─── RECORDS SUPPLIED

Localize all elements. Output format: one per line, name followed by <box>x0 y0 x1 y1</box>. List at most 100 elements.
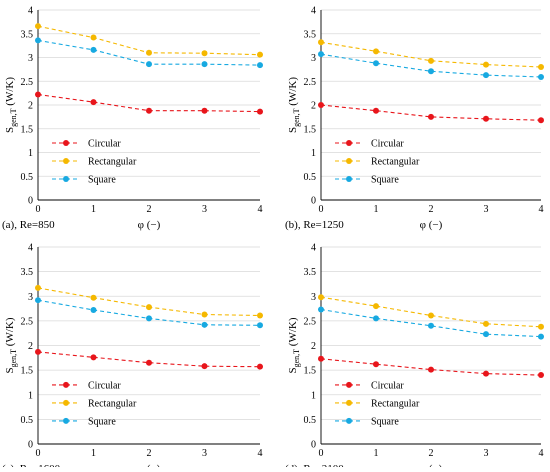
panel-label: (d), Re=2100 <box>285 463 344 467</box>
y-tick-label: 2.5 <box>304 316 317 327</box>
x-tick-label: 2 <box>147 204 152 215</box>
data-point-circular <box>257 363 263 370</box>
legend-label: Square <box>88 416 116 427</box>
data-point-square <box>373 60 379 67</box>
data-point-rectangular <box>146 304 152 311</box>
y-tick-label: 2 <box>311 101 316 112</box>
y-tick-label: 0 <box>28 440 33 451</box>
x-tick-label: 3 <box>484 204 489 215</box>
x-tick-label: 4 <box>539 204 544 215</box>
y-tick-label: 1.5 <box>304 366 317 377</box>
data-point-rectangular <box>35 23 41 30</box>
x-tick-label: 1 <box>374 448 379 459</box>
y-tick-label: 3 <box>311 292 316 303</box>
data-point-rectangular <box>90 34 97 41</box>
legend-marker <box>346 417 352 424</box>
y-tick-label: 3 <box>28 292 33 303</box>
y-axis-label: Sgen,T (W/K) <box>4 77 18 133</box>
y-tick-label: 0.5 <box>21 172 34 183</box>
y-tick-label: 1.5 <box>21 366 34 377</box>
series-line-circular <box>37 351 261 368</box>
y-tick-label: 0.5 <box>21 415 34 426</box>
series-line-circular <box>320 358 542 376</box>
legend-marker <box>346 399 352 406</box>
panel-label: (b), Re=1250 <box>285 219 344 231</box>
data-point-square <box>35 297 41 304</box>
y-tick-label: 4 <box>311 6 316 17</box>
legend-label: Circular <box>88 139 121 150</box>
data-point-rectangular <box>146 49 152 56</box>
legend-label: Circular <box>88 380 121 391</box>
panel-label: (c), Re=1600 <box>2 463 61 467</box>
data-point-circular <box>538 117 544 124</box>
data-point-rectangular <box>201 50 208 57</box>
legend-label: Rectangular <box>371 398 420 409</box>
data-point-square <box>90 46 97 53</box>
x-tick-label: 1 <box>374 204 379 215</box>
x-tick-label: 0 <box>36 448 41 459</box>
x-tick-label: 1 <box>91 204 96 215</box>
data-point-square <box>201 61 208 68</box>
data-point-circular <box>146 107 152 114</box>
legend-label: Square <box>371 416 399 427</box>
y-tick-label: 3.5 <box>21 267 34 278</box>
data-point-square <box>257 62 263 69</box>
data-point-square <box>146 315 152 322</box>
data-point-square <box>373 315 379 322</box>
y-tick-label: 2.5 <box>21 77 34 88</box>
data-point-circular <box>90 354 97 361</box>
x-tick-label: 0 <box>319 448 324 459</box>
data-point-square <box>483 72 489 79</box>
data-point-rectangular <box>201 311 208 318</box>
y-tick-label: 0.5 <box>304 415 317 426</box>
series-line-circular <box>320 104 542 121</box>
data-point-rectangular <box>257 51 263 58</box>
data-point-circular <box>257 108 263 115</box>
series-line-rectangular <box>320 296 542 328</box>
series-line-rectangular <box>320 41 542 68</box>
y-tick-label: 0 <box>311 440 316 451</box>
data-point-square <box>201 321 208 328</box>
data-point-circular <box>35 91 41 98</box>
data-point-circular <box>201 107 208 114</box>
legend-marker <box>346 158 352 164</box>
y-tick-label: 2 <box>28 101 33 112</box>
panel-label: (a), Re=850 <box>2 219 55 231</box>
data-point-circular <box>146 359 152 366</box>
y-tick-label: 4 <box>311 243 316 254</box>
data-point-square <box>90 307 97 314</box>
data-point-square <box>257 322 263 329</box>
data-point-circular <box>201 363 208 370</box>
x-tick-label: 0 <box>319 204 324 215</box>
legend-label: Circular <box>371 380 404 391</box>
y-tick-label: 0.5 <box>304 172 317 183</box>
y-tick-label: 1 <box>311 390 316 401</box>
data-point-circular <box>538 372 544 379</box>
legend-marker <box>346 176 352 182</box>
y-tick-label: 1.5 <box>304 124 317 135</box>
legend-marker <box>63 158 69 164</box>
x-tick-label: 4 <box>258 204 263 215</box>
x-tick-label: 4 <box>539 448 544 459</box>
y-tick-label: 3 <box>28 53 33 64</box>
y-tick-label: 3 <box>311 53 316 64</box>
chart-panel-0: 0 0.5 1 1.5 2 2.5 3 3.5 4 0 1 2 3 4 φ (−) (a), Re=850 Sg… <box>2 6 263 231</box>
legend-marker <box>346 381 352 388</box>
legend-label: Circular <box>371 139 404 150</box>
y-tick-label: 2.5 <box>21 316 34 327</box>
x-tick-label: 3 <box>202 448 207 459</box>
y-axis-label: Sgen,T (W/K) <box>287 77 301 133</box>
chart-panel-3: 0 0.5 1 1.5 2 2.5 3 3.5 4 0 1 2 3 4 φ (−) (d), Re=2100 S… <box>285 243 544 472</box>
legend-label: Rectangular <box>88 157 137 168</box>
y-tick-label: 1 <box>28 390 33 401</box>
x-tick-label: 1 <box>91 448 96 459</box>
legend-label: Rectangular <box>371 157 420 168</box>
data-point-rectangular <box>257 312 263 319</box>
data-point-circular <box>318 355 324 362</box>
data-point-rectangular <box>318 39 324 46</box>
y-axis-label: Sgen,T (W/K) <box>4 317 18 373</box>
y-tick-label: 4 <box>28 243 33 254</box>
data-point-square <box>35 37 41 44</box>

──────

### [AIM OF THE EXERCISE]
Turn the lines of every entry into a single numbered list, skipping any blank lines. Omit the pictures from your answer.

### [ANSWER TO THE EXERCISE]
1. Localize all elements. Output format: one per line, name followed by <box>x0 y0 x1 y1</box>. List at most 100 elements.
2. panel-label: (d), Re=2100 <box>285 463 344 467</box>
3. y-tick-label: 2.5 <box>304 316 317 327</box>
4. x-tick-label: 2 <box>147 204 152 215</box>
5. data-point-circular <box>257 363 263 370</box>
6. legend-label: Square <box>88 416 116 427</box>
7. data-point-square <box>373 60 379 67</box>
8. data-point-rectangular <box>146 304 152 311</box>
9. y-tick-label: 2 <box>311 101 316 112</box>
10. y-tick-label: 0 <box>28 440 33 451</box>
11. x-tick-label: 3 <box>484 204 489 215</box>
12. x-tick-label: 4 <box>539 204 544 215</box>
13. y-tick-label: 1.5 <box>304 366 317 377</box>
14. data-point-rectangular <box>35 23 41 30</box>
15. x-tick-label: 1 <box>374 448 379 459</box>
16. y-tick-label: 3 <box>311 292 316 303</box>
17. data-point-rectangular <box>90 34 97 41</box>
18. legend-marker <box>346 417 352 424</box>
19. y-tick-label: 3 <box>28 292 33 303</box>
20. y-axis-label: Sgen,T (W/K) <box>4 77 18 133</box>
21. y-tick-label: 0.5 <box>21 172 34 183</box>
22. y-tick-label: 1.5 <box>21 366 34 377</box>
23. series-line-circular <box>37 351 261 368</box>
24. y-tick-label: 0.5 <box>21 415 34 426</box>
25. series-line-circular <box>320 358 542 376</box>
26. legend-marker <box>346 399 352 406</box>
27. panel-label: (b), Re=1250 <box>285 219 344 231</box>
28. data-point-square <box>35 297 41 304</box>
29. y-tick-label: 4 <box>311 6 316 17</box>
30. legend-label: Circular <box>88 139 121 150</box>
31. data-point-rectangular <box>146 49 152 56</box>
32. legend-label: Circular <box>88 380 121 391</box>
33. panel-label: (c), Re=1600 <box>2 463 61 467</box>
34. data-point-circular <box>538 117 544 124</box>
35. data-point-rectangular <box>201 50 208 57</box>
36. legend-label: Rectangular <box>371 398 420 409</box>
37. data-point-square <box>90 46 97 53</box>
38. x-tick-label: 1 <box>374 204 379 215</box>
39. x-tick-label: 0 <box>36 448 41 459</box>
40. x-tick-label: 1 <box>91 204 96 215</box>
41. data-point-square <box>201 61 208 68</box>
42. data-point-circular <box>146 107 152 114</box>
43. legend-label: Square <box>371 416 399 427</box>
44. y-tick-label: 3.5 <box>21 267 34 278</box>
45. data-point-square <box>257 62 263 69</box>
46. data-point-square <box>146 315 152 322</box>
47. data-point-square <box>373 315 379 322</box>
48. y-tick-label: 2.5 <box>21 77 34 88</box>
49. data-point-circular <box>90 354 97 361</box>
50. x-tick-label: 0 <box>319 448 324 459</box>
51. data-point-square <box>483 72 489 79</box>
52. data-point-rectangular <box>201 311 208 318</box>
53. y-tick-label: 0.5 <box>304 415 317 426</box>
54. series-line-circular <box>320 104 542 121</box>
55. data-point-rectangular <box>257 51 263 58</box>
56. data-point-circular <box>257 108 263 115</box>
57. series-line-rectangular <box>320 296 542 328</box>
58. series-line-rectangular <box>320 41 542 68</box>
59. y-tick-label: 0 <box>311 440 316 451</box>
60. data-point-square <box>201 321 208 328</box>
61. data-point-circular <box>35 91 41 98</box>
62. data-point-circular <box>201 107 208 114</box>
63. legend-marker <box>346 158 352 164</box>
64. y-tick-label: 2 <box>28 101 33 112</box>
65. panel-label: (a), Re=850 <box>2 219 55 231</box>
66. data-point-circular <box>146 359 152 366</box>
67. y-tick-label: 4 <box>311 243 316 254</box>
68. data-point-square <box>90 307 97 314</box>
69. data-point-square <box>257 322 263 329</box>
70. data-point-circular <box>201 363 208 370</box>
71. x-tick-label: 0 <box>319 204 324 215</box>
72. legend-label: Circular <box>371 380 404 391</box>
73. y-tick-label: 0.5 <box>304 172 317 183</box>
74. y-tick-label: 1 <box>311 390 316 401</box>
75. data-point-circular <box>538 372 544 379</box>
76. legend-marker <box>346 176 352 182</box>
77. y-tick-label: 1.5 <box>304 124 317 135</box>
78. legend-marker <box>63 158 69 164</box>
79. x-tick-label: 4 <box>258 204 263 215</box>
80. x-tick-label: 4 <box>539 448 544 459</box>
81. y-tick-label: 3 <box>28 53 33 64</box>
82. y-tick-label: 3 <box>311 53 316 64</box>
83. chart-panel-0: 0 0.5 1 1.5 2 2.5 3 3.5 4 0 1 2 3 4 φ (−) (a), Re=850 Sg… <box>2 6 263 231</box>
84. legend-marker <box>346 381 352 388</box>
85. legend-label: Circular <box>371 139 404 150</box>
86. y-tick-label: 2.5 <box>21 316 34 327</box>
87. x-tick-label: 3 <box>202 448 207 459</box>
88. y-axis-label: Sgen,T (W/K) <box>287 77 301 133</box>
89. chart-panel-3: 0 0.5 1 1.5 2 2.5 3 3.5 4 0 1 2 3 4 φ (−) (d), Re=2100 S… <box>285 243 544 472</box>
90. legend-label: Rectangular <box>88 157 137 168</box>
91. y-tick-label: 1 <box>28 390 33 401</box>
92. x-tick-label: 1 <box>91 448 96 459</box>
93. legend-label: Rectangular <box>371 157 420 168</box>
94. data-point-rectangular <box>257 312 263 319</box>
95. data-point-circular <box>318 355 324 362</box>
96. data-point-rectangular <box>318 39 324 46</box>
97. y-axis-label: Sgen,T (W/K) <box>4 317 18 373</box>
98. y-tick-label: 4 <box>28 243 33 254</box>
99. data-point-square <box>35 37 41 44</box>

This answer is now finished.